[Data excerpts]
=======
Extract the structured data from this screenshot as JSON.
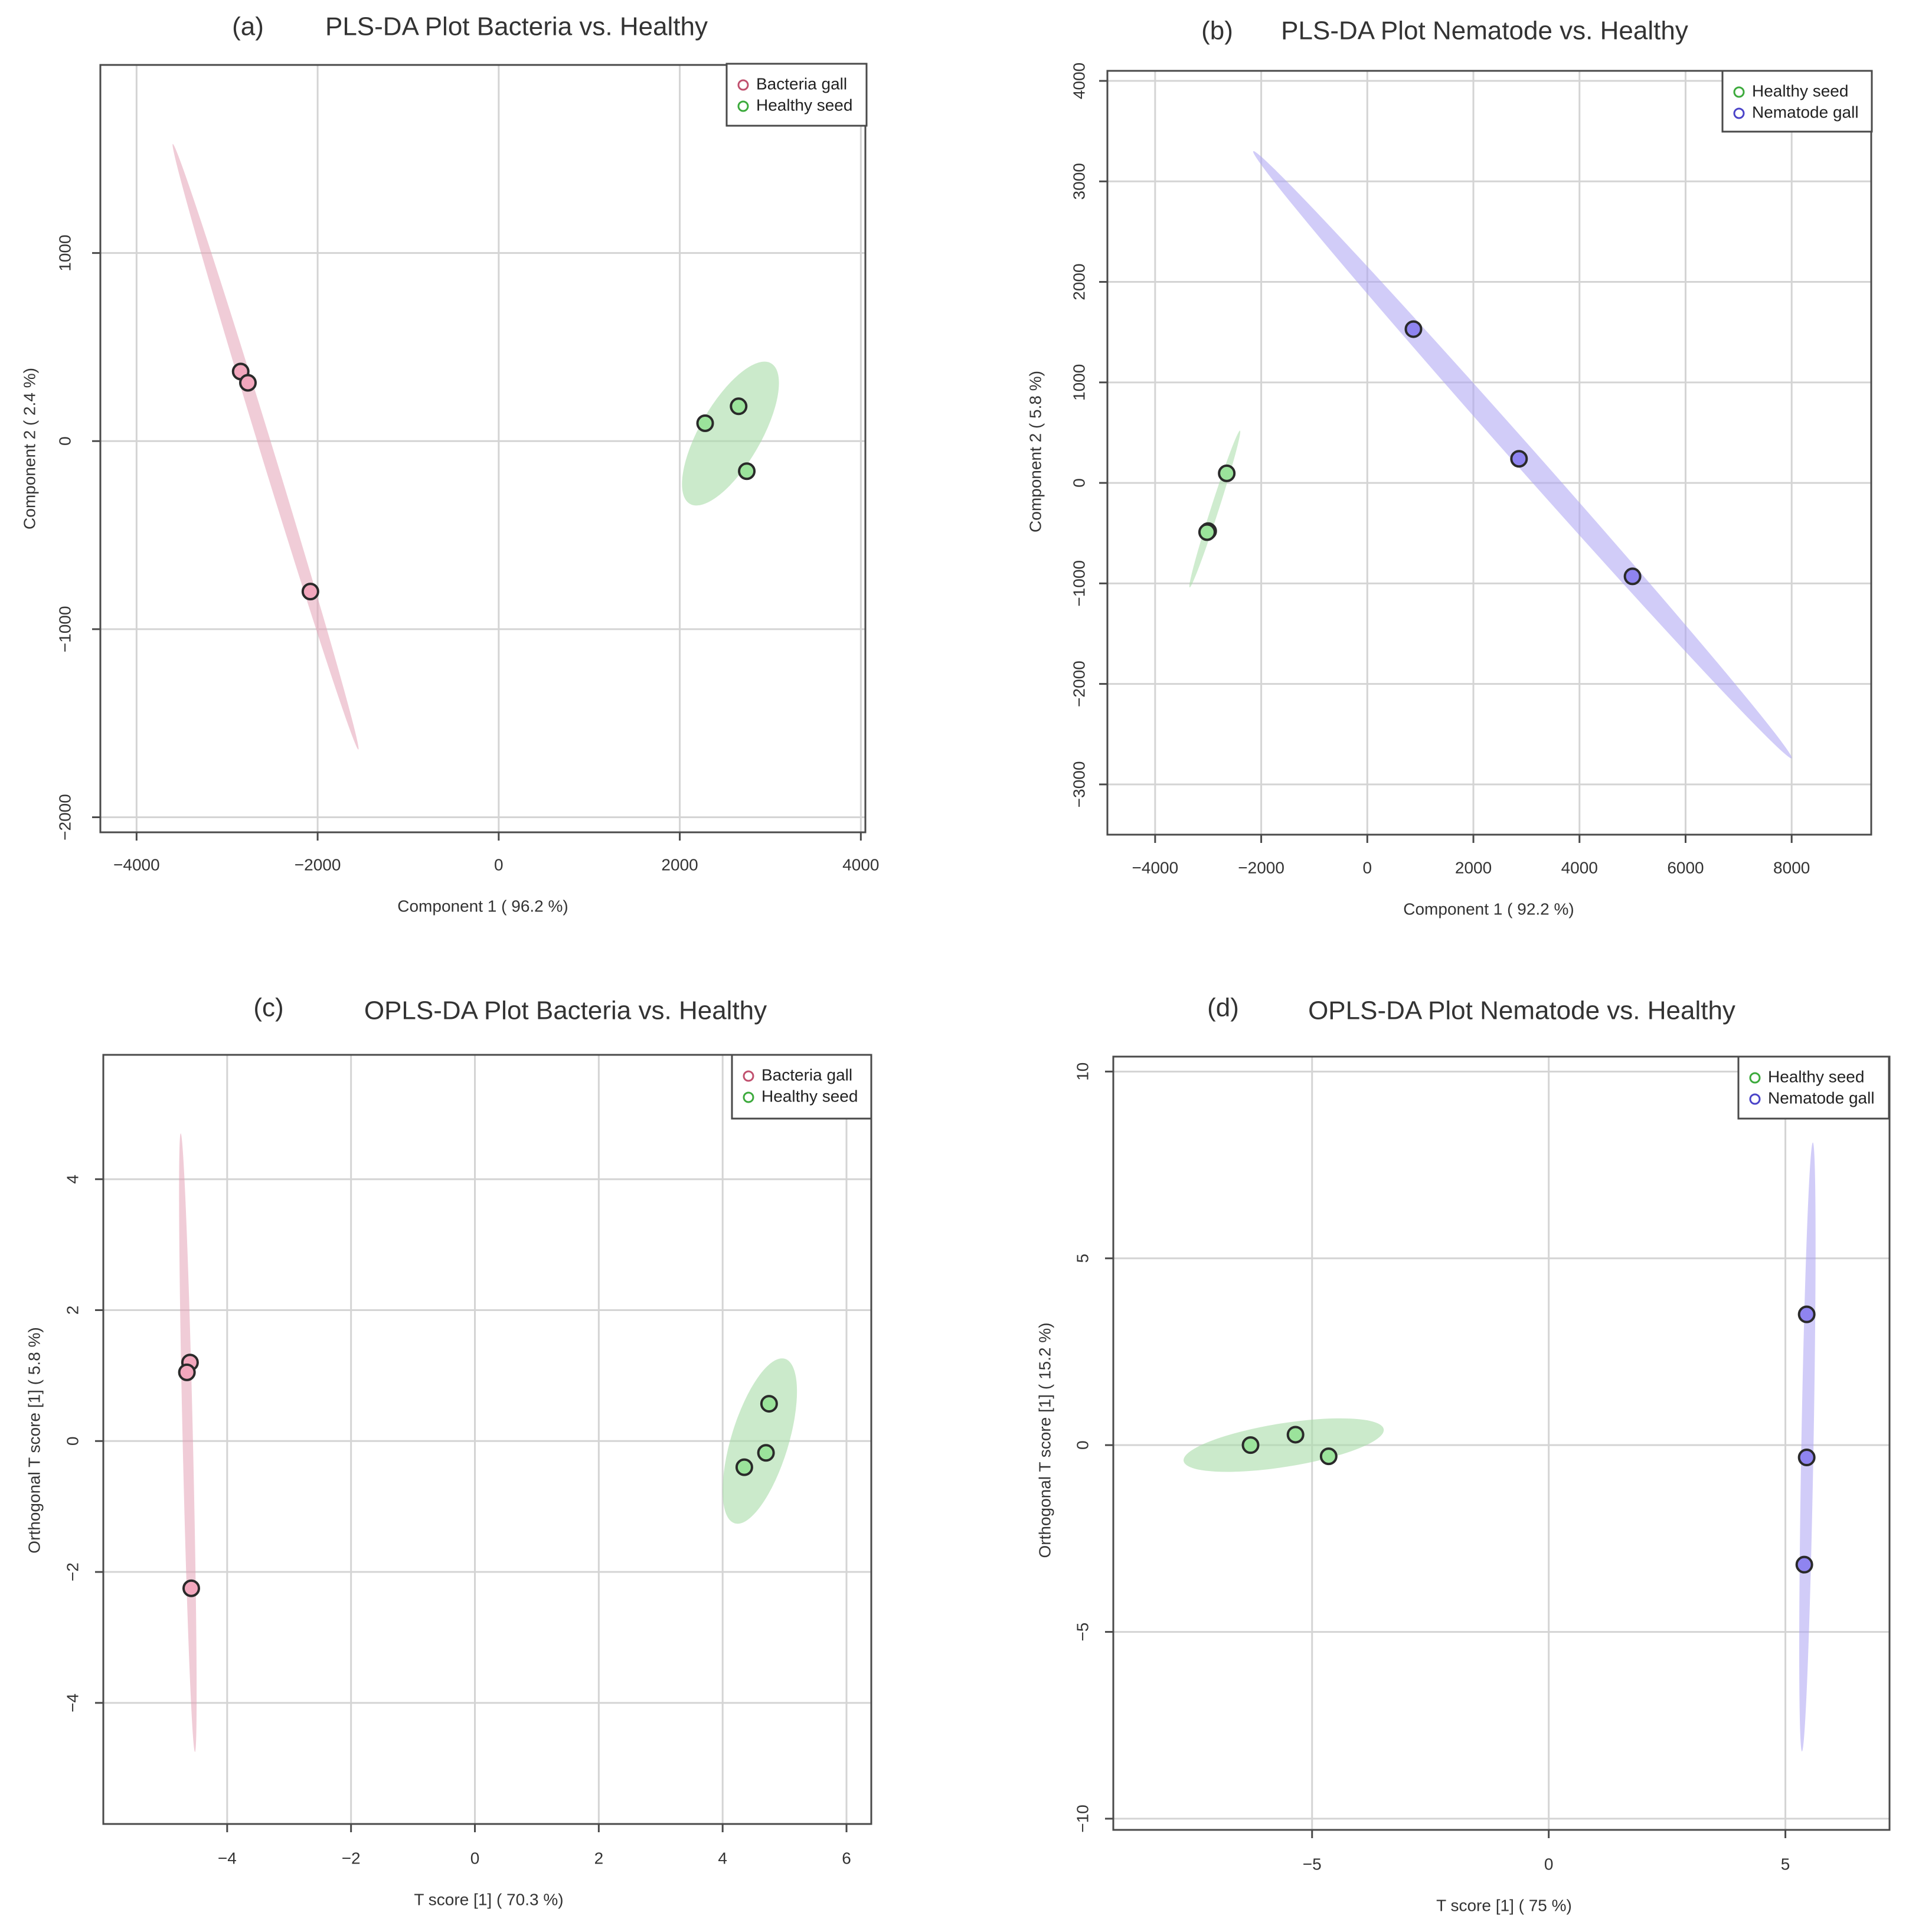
{
  "colors": {
    "bacteria_fill": "#f2a7bd",
    "bacteria_ellipse": "#e4a3b7",
    "healthy_fill": "#9be39b",
    "healthy_ellipse": "#a8dca8",
    "nematode_fill": "#8f84f0",
    "nematode_ellipse": "#aba3f2",
    "bacteria_legend": "#c0506e",
    "healthy_legend": "#3caa3c",
    "nematode_legend": "#4a43c8",
    "grid": "#d4d4d4",
    "frame": "#4a4a4a",
    "point_edge": "#2a2a2a",
    "text": "#333333"
  },
  "chart_data": [
    {
      "panel_label": "(a)",
      "type": "scatter",
      "title": "PLS-DA Plot  Bacteria  vs. Healthy",
      "xlabel": "Component 1 ( 96.2 %)",
      "ylabel": "Component 2 ( 2.4 %)",
      "xlim": [
        -4400,
        4050
      ],
      "ylim": [
        -2080,
        2000
      ],
      "xticks": [
        -4000,
        -2000,
        0,
        2000,
        4000
      ],
      "yticks": [
        -2000,
        -1000,
        0,
        1000
      ],
      "grid": true,
      "legend_position": "top-right",
      "series": [
        {
          "name": "Bacteria gall",
          "color_key": "bacteria",
          "points": [
            [
              -2850,
              370
            ],
            [
              -2770,
              310
            ],
            [
              -2080,
              -800
            ]
          ],
          "ellipse_outline": [
            [
              -3600,
              1580
            ],
            [
              -1550,
              -1640
            ]
          ],
          "ellipse_width": 90
        },
        {
          "name": "Healthy seed",
          "color_key": "healthy",
          "points": [
            [
              2280,
              95
            ],
            [
              2650,
              185
            ],
            [
              2740,
              -160
            ]
          ],
          "ellipse_center": [
            2560,
            40
          ],
          "ellipse_semi_major": 480,
          "ellipse_semi_minor": 250,
          "ellipse_angle_deg": -60
        }
      ]
    },
    {
      "panel_label": "(b)",
      "type": "scatter",
      "title": "PLS-DA Plot  Nematode  vs. Healthy",
      "xlabel": "Component 1 ( 92.2 %)",
      "ylabel": "Component 2 ( 5.8 %)",
      "xlim": [
        -4900,
        9500
      ],
      "ylim": [
        -3500,
        4100
      ],
      "xticks": [
        -4000,
        -2000,
        0,
        2000,
        4000,
        6000,
        8000
      ],
      "yticks": [
        -3000,
        -2000,
        -1000,
        0,
        1000,
        2000,
        3000,
        4000
      ],
      "grid": true,
      "legend_position": "top-right",
      "series": [
        {
          "name": "Healthy seed",
          "color_key": "healthy",
          "points": [
            [
              -2650,
              95
            ],
            [
              -3000,
              -480
            ],
            [
              -3020,
              -490
            ]
          ],
          "ellipse_outline": [
            [
              -3350,
              -1040
            ],
            [
              -2400,
              520
            ]
          ],
          "ellipse_width": 60
        },
        {
          "name": "Nematode gall",
          "color_key": "nematode",
          "points": [
            [
              870,
              1530
            ],
            [
              2860,
              240
            ],
            [
              5000,
              -930
            ]
          ],
          "ellipse_outline": [
            [
              -2150,
              3300
            ],
            [
              8000,
              -2740
            ]
          ],
          "ellipse_width": 330
        }
      ]
    },
    {
      "panel_label": "(c)",
      "type": "scatter",
      "title": "OPLS-DA Plot  Bacteria  vs. Healthy",
      "xlabel": "T score [1] ( 70.3 %)",
      "ylabel": "Orthogonal T score [1] ( 5.8 %)",
      "xlim": [
        -6.0,
        6.4
      ],
      "ylim": [
        -5.85,
        5.9
      ],
      "xticks": [
        -4,
        -2,
        0,
        2,
        4,
        6
      ],
      "yticks": [
        -4,
        -2,
        0,
        2,
        4
      ],
      "grid": true,
      "legend_position": "top-right",
      "series": [
        {
          "name": "Bacteria gall",
          "color_key": "bacteria",
          "points": [
            [
              -4.6,
              1.2
            ],
            [
              -4.65,
              1.05
            ],
            [
              -4.58,
              -2.25
            ]
          ],
          "ellipse_outline": [
            [
              -4.75,
              4.7
            ],
            [
              -4.52,
              -4.75
            ]
          ],
          "ellipse_width": 0.09
        },
        {
          "name": "Healthy seed",
          "color_key": "healthy",
          "points": [
            [
              4.35,
              -0.4
            ],
            [
              4.7,
              -0.18
            ],
            [
              4.75,
              0.57
            ]
          ],
          "ellipse_center": [
            4.6,
            0.0
          ],
          "ellipse_semi_major": 1.32,
          "ellipse_semi_minor": 0.46,
          "ellipse_angle_deg": -73
        }
      ]
    },
    {
      "panel_label": "(d)",
      "type": "scatter",
      "title": "OPLS-DA Plot  Nematode  vs. Healthy",
      "xlabel": "T score [1] ( 75 %)",
      "ylabel": "Orthogonal T score [1] ( 15.2 %)",
      "xlim": [
        -9.2,
        7.2
      ],
      "ylim": [
        -10.3,
        10.4
      ],
      "xticks": [
        -5,
        0,
        5
      ],
      "yticks": [
        -10,
        -5,
        0,
        5,
        10
      ],
      "grid": true,
      "legend_position": "top-right",
      "series": [
        {
          "name": "Healthy seed",
          "color_key": "healthy",
          "points": [
            [
              -6.3,
              0.0
            ],
            [
              -5.35,
              0.28
            ],
            [
              -4.65,
              -0.3
            ]
          ],
          "ellipse_center": [
            -5.6,
            0.0
          ],
          "ellipse_semi_major": 2.15,
          "ellipse_semi_minor": 0.58,
          "ellipse_angle_deg": -9
        },
        {
          "name": "Nematode gall",
          "color_key": "nematode",
          "points": [
            [
              5.45,
              3.5
            ],
            [
              5.45,
              -0.33
            ],
            [
              5.4,
              -3.2
            ]
          ],
          "ellipse_outline": [
            [
              5.58,
              8.1
            ],
            [
              5.35,
              -8.2
            ]
          ],
          "ellipse_width": 0.2
        }
      ]
    }
  ]
}
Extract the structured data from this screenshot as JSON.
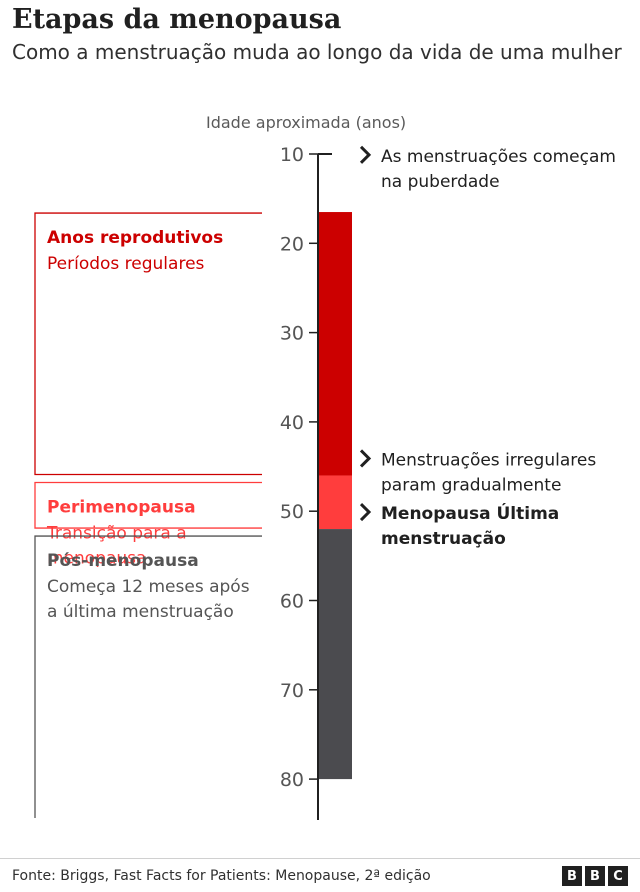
{
  "header": {
    "title": "Etapas da menopausa",
    "subtitle": "Como a menstruação muda ao longo da vida de uma mulher"
  },
  "chart_data": {
    "type": "bar",
    "ylabel": "Idade aproximada (anos)",
    "ylim": [
      10,
      80
    ],
    "y_ticks": [
      10,
      20,
      30,
      40,
      50,
      60,
      70,
      80
    ],
    "segments": [
      {
        "name": "Anos reprodutivos",
        "start": 16.5,
        "end": 46,
        "color": "#cc0000"
      },
      {
        "name": "Perimenopausa",
        "start": 46,
        "end": 52,
        "color": "#ff3d3d"
      },
      {
        "name": "Pós-menopausa",
        "start": 52,
        "end": 80,
        "color": "#4b4b4f"
      }
    ],
    "stages": [
      {
        "title": "Anos reprodutivos",
        "lines": [
          "Períodos regulares"
        ],
        "start": 16.5,
        "end": 46,
        "color": "#cc0000"
      },
      {
        "title": "Perimenopausa",
        "lines": [
          "Transição para a",
          "menopausa"
        ],
        "start": 46,
        "end": 52,
        "color": "#ff3d3d"
      },
      {
        "title": "Pós-menopausa",
        "lines": [
          "Começa 12 meses após",
          " a última menstruação"
        ],
        "start": 52,
        "end": 80,
        "color": "#555555"
      }
    ],
    "annotations": [
      {
        "age": 12,
        "lines": [
          "As menstruações começam",
          " na puberdade"
        ],
        "bold": false
      },
      {
        "age": 46,
        "lines": [
          "Menstruações irregulares",
          "param gradualmente"
        ],
        "bold": false
      },
      {
        "age": 52,
        "lines": [
          "Menopausa Última",
          "menstruação"
        ],
        "bold": true
      }
    ]
  },
  "footer": {
    "source": "Fonte: Briggs, Fast Facts for Patients: Menopause, 2ª edição",
    "logo": [
      "B",
      "B",
      "C"
    ]
  }
}
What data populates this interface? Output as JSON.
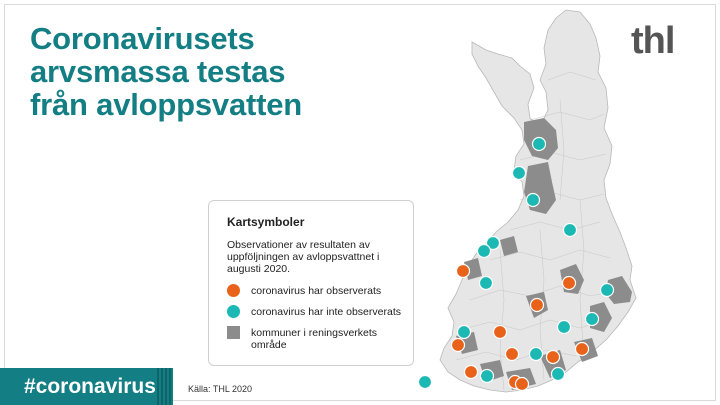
{
  "title": {
    "line1": "Coronavirusets",
    "line2": "arvsmassa testas",
    "line3": "från avloppsvatten"
  },
  "logo": "thl",
  "legend": {
    "title": "Kartsymboler",
    "description": "Observationer av resultaten av uppföljningen av avloppsvattnet i augusti 2020.",
    "items": [
      {
        "symbol": "circle",
        "color": "#e8621a",
        "label": "coronavirus har observerats"
      },
      {
        "symbol": "circle",
        "color": "#1cb8b3",
        "label": "coronavirus har inte observerats"
      },
      {
        "symbol": "square",
        "color": "#8c8c8c",
        "label": "kommuner i reningsverkets område"
      }
    ]
  },
  "hashtag": "#coronavirus",
  "source": "Källa: THL 2020",
  "colors": {
    "brand": "#137e83",
    "observed": "#e8621a",
    "not_observed": "#1cb8b3",
    "treatment_area": "#8c8c8c",
    "map_fill": "#e6e6e6"
  }
}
=======
■ **What the exercise asks**: Check each line of the data above, and please copy the ones in which the string "source" occurs.

■ **Answer box**:
    "source": "Fonte: Briggs, Fast Facts for Patients: Menopause, 2ª edição",
  "source": "Källa: THL 2020",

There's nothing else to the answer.